Data extracted from a collection

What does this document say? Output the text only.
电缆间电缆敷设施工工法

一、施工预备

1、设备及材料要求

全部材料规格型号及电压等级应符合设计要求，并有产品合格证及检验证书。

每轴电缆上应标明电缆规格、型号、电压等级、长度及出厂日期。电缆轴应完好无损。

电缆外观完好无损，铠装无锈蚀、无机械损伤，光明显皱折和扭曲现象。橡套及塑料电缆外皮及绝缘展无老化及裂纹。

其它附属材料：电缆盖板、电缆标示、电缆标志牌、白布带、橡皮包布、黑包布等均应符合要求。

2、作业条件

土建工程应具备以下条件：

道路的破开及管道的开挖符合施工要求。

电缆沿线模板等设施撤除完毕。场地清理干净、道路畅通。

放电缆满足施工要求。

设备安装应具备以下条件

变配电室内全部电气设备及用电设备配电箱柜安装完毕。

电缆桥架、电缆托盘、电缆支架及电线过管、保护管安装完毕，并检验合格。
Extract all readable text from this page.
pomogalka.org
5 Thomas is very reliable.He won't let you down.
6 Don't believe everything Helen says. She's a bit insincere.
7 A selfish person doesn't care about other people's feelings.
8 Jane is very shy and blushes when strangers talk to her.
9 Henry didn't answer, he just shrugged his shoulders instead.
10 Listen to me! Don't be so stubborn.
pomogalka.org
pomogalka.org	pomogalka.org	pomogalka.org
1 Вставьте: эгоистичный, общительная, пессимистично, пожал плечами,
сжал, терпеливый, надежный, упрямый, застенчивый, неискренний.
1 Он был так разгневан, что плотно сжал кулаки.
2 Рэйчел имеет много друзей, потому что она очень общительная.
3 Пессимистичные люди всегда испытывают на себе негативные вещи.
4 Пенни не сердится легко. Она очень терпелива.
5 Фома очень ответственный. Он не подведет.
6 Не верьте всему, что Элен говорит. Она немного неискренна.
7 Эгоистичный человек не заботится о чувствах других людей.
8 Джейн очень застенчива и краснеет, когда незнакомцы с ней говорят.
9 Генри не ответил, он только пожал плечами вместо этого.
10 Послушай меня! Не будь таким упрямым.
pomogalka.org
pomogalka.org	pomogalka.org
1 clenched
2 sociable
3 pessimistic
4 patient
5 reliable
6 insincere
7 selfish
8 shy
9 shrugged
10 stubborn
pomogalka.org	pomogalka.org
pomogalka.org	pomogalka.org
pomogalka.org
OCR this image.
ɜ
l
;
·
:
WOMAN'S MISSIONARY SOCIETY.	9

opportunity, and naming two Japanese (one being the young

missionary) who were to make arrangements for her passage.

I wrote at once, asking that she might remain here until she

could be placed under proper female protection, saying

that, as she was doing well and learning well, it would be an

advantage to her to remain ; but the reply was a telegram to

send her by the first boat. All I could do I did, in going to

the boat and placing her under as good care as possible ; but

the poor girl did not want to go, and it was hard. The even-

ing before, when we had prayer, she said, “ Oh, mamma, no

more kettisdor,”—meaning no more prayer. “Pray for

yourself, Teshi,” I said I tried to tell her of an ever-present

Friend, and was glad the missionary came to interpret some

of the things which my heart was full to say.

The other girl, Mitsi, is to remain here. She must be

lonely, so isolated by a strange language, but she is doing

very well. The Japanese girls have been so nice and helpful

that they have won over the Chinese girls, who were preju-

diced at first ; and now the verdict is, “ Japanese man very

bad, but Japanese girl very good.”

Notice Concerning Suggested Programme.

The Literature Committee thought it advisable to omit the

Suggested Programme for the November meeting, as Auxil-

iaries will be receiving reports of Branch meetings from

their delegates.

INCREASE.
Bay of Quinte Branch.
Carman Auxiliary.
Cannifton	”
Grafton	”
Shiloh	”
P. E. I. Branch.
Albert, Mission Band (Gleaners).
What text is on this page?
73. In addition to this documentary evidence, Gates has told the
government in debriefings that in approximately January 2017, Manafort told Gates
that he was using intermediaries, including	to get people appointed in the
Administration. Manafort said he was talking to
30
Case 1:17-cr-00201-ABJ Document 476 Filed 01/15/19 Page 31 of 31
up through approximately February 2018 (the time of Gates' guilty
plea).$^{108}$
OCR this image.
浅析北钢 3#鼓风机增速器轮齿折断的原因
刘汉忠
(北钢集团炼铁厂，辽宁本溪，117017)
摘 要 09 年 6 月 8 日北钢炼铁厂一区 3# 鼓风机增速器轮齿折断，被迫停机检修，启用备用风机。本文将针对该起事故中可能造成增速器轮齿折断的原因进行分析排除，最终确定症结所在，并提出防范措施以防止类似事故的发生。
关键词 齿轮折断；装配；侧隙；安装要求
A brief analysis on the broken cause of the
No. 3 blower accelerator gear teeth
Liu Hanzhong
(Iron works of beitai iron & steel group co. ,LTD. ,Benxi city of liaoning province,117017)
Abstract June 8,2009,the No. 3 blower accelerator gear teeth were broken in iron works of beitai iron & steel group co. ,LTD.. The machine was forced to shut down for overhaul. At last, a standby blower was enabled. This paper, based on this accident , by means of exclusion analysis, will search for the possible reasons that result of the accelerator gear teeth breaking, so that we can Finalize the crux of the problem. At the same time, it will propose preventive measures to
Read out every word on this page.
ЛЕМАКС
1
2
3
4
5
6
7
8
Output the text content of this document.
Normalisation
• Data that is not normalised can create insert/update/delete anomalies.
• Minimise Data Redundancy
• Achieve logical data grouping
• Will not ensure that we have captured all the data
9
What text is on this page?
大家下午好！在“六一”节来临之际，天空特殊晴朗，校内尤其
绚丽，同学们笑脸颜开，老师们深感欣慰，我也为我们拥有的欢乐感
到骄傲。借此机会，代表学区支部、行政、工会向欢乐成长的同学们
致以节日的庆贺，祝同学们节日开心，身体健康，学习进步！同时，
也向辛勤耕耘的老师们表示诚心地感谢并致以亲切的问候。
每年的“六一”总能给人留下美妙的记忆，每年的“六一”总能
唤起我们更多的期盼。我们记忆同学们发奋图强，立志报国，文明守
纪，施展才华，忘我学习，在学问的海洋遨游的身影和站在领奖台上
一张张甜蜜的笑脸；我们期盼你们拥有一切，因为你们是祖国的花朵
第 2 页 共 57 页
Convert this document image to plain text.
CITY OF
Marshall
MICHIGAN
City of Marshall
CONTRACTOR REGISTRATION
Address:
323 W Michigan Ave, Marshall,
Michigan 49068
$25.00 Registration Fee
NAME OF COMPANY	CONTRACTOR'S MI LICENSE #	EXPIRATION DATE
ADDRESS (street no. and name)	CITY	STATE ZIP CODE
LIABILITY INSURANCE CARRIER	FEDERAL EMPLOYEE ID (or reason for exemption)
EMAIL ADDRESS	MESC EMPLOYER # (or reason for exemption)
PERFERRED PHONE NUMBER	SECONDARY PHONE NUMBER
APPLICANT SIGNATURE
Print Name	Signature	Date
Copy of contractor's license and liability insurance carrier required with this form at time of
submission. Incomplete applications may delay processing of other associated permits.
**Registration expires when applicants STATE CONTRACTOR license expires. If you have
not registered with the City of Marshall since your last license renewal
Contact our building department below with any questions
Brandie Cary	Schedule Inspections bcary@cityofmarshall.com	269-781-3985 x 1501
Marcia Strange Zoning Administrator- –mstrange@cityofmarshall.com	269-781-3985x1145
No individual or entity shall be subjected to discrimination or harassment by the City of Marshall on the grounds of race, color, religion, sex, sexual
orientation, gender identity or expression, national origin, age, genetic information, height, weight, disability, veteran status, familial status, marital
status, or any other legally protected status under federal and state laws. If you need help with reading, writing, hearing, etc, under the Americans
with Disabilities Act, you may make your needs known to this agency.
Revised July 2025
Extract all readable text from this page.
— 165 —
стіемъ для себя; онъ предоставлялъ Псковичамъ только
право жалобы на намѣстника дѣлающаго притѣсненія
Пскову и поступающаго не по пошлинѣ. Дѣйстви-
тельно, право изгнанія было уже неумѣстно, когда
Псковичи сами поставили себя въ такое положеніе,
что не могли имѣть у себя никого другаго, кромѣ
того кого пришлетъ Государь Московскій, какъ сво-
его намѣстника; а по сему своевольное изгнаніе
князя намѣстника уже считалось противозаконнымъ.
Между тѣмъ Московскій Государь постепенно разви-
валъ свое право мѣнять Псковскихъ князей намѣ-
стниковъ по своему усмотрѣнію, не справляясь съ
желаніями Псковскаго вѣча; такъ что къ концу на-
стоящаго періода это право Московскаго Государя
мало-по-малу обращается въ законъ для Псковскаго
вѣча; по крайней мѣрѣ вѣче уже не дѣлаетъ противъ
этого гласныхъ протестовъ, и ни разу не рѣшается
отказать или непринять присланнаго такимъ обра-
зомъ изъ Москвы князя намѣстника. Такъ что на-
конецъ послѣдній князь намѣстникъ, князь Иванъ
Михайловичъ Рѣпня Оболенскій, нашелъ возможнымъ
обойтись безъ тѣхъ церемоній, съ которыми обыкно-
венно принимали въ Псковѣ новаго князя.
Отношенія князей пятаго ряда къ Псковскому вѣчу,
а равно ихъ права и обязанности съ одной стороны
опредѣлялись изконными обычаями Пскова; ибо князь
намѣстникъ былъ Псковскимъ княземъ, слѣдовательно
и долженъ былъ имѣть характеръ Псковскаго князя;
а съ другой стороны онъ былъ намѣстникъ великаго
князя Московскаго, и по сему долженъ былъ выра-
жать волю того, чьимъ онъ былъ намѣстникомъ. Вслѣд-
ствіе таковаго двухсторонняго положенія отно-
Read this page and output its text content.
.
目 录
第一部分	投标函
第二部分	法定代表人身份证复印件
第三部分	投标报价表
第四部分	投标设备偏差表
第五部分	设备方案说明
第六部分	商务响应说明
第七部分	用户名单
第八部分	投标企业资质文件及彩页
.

■ EXERCISE DIRECTIONS:
In the records above, find each line holding "Московскаго" and copy it.

■ EXPECTED ANSWER:
стоящаго періода это право Московскаго Государя
князя Московскаго, и по сему долженъ былъ выра-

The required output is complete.